WHAT THE TASK ASKS:
Copy whichever lines contain the string "values".

ENTRIES PROVIDED:

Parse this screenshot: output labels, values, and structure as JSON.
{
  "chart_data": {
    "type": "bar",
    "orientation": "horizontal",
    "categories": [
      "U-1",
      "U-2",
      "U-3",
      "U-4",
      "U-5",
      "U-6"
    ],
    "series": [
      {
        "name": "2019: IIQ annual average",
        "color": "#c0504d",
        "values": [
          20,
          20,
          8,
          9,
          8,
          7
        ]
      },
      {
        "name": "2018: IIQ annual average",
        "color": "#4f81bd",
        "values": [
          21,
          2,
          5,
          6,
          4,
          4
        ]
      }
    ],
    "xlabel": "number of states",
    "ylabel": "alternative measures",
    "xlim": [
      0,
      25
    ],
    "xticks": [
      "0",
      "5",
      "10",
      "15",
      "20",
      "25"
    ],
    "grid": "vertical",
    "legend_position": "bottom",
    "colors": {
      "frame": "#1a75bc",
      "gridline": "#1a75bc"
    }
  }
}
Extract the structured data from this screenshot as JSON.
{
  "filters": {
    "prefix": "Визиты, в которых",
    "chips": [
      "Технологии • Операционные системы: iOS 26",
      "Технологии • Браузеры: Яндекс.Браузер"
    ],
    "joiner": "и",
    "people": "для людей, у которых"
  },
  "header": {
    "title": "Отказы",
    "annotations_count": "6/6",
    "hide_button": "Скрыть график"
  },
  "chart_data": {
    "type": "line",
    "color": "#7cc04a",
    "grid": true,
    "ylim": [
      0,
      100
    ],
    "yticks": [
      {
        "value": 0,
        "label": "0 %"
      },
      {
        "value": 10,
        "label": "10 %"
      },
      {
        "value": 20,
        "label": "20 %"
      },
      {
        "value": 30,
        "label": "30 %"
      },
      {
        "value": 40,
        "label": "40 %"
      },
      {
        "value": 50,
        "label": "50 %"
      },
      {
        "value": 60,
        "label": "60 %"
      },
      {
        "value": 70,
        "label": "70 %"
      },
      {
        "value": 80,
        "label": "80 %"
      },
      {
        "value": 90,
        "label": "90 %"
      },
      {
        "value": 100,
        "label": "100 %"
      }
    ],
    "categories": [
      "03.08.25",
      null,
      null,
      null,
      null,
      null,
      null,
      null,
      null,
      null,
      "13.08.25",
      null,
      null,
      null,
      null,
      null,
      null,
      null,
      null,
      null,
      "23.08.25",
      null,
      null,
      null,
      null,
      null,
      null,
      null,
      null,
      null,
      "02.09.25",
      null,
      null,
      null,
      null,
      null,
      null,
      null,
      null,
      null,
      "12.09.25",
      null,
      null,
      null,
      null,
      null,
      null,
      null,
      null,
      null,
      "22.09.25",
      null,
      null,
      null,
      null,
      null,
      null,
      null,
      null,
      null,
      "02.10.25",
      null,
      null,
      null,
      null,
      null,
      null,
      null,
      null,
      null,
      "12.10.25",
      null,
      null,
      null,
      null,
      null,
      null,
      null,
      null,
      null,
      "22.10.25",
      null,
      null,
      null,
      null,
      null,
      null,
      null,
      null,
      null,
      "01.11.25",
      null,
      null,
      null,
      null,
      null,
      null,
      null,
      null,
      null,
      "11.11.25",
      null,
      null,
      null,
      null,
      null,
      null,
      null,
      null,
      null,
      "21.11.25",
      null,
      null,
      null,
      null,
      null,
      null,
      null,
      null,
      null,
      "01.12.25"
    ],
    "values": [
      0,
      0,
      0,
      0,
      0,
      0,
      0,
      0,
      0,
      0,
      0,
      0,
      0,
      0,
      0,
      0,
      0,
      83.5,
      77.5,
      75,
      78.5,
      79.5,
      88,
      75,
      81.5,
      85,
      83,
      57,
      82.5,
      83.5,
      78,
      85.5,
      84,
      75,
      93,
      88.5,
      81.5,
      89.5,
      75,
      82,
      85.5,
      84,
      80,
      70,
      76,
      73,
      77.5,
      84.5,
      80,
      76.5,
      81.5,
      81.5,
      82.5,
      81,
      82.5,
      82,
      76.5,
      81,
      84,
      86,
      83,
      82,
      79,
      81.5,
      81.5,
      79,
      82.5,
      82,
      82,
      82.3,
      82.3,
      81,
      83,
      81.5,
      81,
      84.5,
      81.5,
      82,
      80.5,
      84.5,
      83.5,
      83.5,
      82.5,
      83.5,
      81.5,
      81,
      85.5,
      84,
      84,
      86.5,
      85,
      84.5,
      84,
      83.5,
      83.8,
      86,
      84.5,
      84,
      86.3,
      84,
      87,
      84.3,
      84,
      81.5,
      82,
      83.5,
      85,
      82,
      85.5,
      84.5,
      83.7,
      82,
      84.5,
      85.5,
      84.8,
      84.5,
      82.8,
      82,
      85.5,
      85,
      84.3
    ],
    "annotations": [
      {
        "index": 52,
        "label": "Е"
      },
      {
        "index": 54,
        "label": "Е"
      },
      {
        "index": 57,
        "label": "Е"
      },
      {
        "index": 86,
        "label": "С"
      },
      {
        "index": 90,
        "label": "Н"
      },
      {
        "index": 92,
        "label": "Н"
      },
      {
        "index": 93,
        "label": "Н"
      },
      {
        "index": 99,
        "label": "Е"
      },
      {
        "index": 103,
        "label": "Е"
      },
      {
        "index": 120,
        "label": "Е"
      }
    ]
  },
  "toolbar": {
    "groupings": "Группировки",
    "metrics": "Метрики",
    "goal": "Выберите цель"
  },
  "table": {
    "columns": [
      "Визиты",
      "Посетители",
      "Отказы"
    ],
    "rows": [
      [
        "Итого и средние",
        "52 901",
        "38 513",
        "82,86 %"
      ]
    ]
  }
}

FULL RESPONSE:
Parse this screenshot: output labels, values, and structure as JSON.
        "values": [
        "values": [
    "values": [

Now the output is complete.